- Exercise description -
From the comment thread below on PCjr and 8088 demo coding, list every piece of sound hardware it names as a way to play music.

I think you’re better off downloading that Danish assembly course that I mention somewhere. It includes a complete polygon routine as well.
With the information in my blog you should be able to convert the routine to a subpixel-corrected one. Or if that fails, I could give you that part of the code, since that seems to be the least buggy part at this moment 😛
Pingback: Just keeping it real, part 6 | Scali's OpenBlog™
I can’t thank you enough for your series on this subject. I keep threatening to write a PCjr demo someday (I have all the hardware, and I know 8088 assembler well) but I never seem to find the motivation. Your series exploring fillers has nudged me a little closer, so thank you 🙂
Hum… any concrete plans on that yet? The PCjr graphics mode is not that fast, and combined with an 8088 CPU, I guess 3d polygon stuff is not going to be that much of a success. Also, do you have any idea about a music system? 8088 corruption just played back a single sample, right? I have been thinking of doing some AdLib music, which should not take much CPU. The Edlib tracker and replay code are still available from Vibrants, and it’s all 16-bit code. I just need to find a musician who would want to make an Edlib song 🙂
For 286 I have been thinking about a MOD player as well… Crystal Dream somewhat got away with that. Perhaps if the music itself is optimized to use only 2 channels (like Purple Motion’s Minimum Velocity), it would be even better. Downside is, I’d probably have to write the whole MOD routine myself, because I haven’t found any 16-bit replay routines, let alone ones that would be fast enough on a 286 or slower. Alternatively, I could just reverse Crystal Dream a bit further and ‘borrow’ their routine 🙂
But so far I think Edlib is the best option. AdLib music also has a certain charm to it.
(Sorry for the delay in replying; I didn’t have “notify me” turned on.) I don’t have concrete plans yet, I have to free up other things in my life right now. But I will let you know if I’m heading to the latest easter party and maybe at that time we can collaborate? 🙂
3D filling is slow on PCjr (and CGA) so the trick is to write less bits. PCjr has a 160×200 mode that is only 16K; that is perfectly usable. And if the 3D parts are short, there are other tricks that can massively speed things up (don’t want to give away too much before I use the tricks, sorry 🙂
Adlib is a good choice for size and fidelity, but the time it takes is horrendous. It can take up to 75% of a frame on 8088+CGA to write the Adlib registers (I’ve measured it using JCH’s replayer). The time sink due to required waiting for the registers to recover. SBPro 2 (OPL 3) and later don’t have this problem. The only practical realtime solution for 8088 is either changing the speaker 60 times a second (like MONOTONE) or on the PCjr you can drive the SN76496 which takes very little time. I wrote a VGM player for PCjr that takes no more than 6 scanlines to play a frame’s worth of music.

- Dataset excerpt -
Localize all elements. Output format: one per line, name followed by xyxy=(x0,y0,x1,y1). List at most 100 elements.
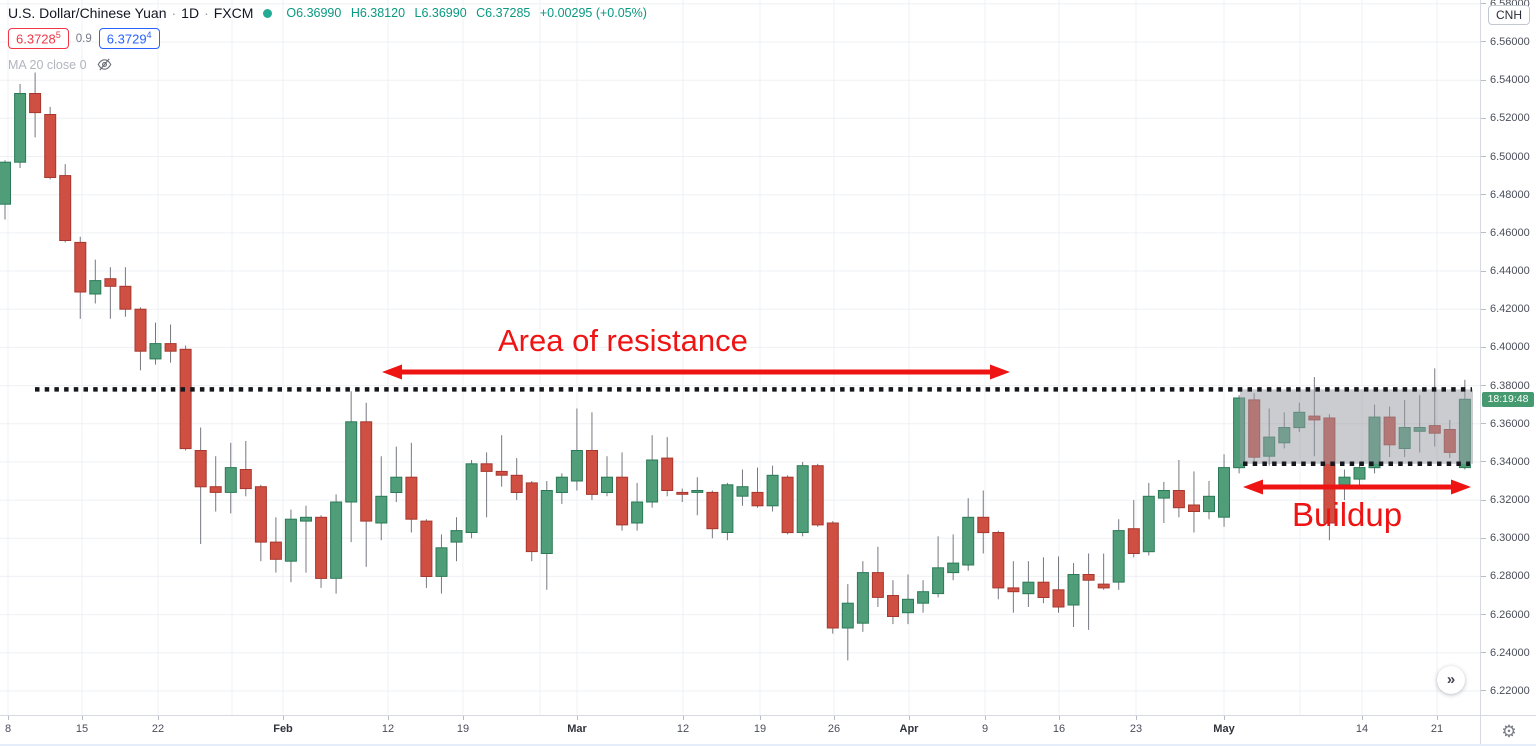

- The result -
- AdLib
- SBPro 2 (OPL 3)
- the speaker
- SN76496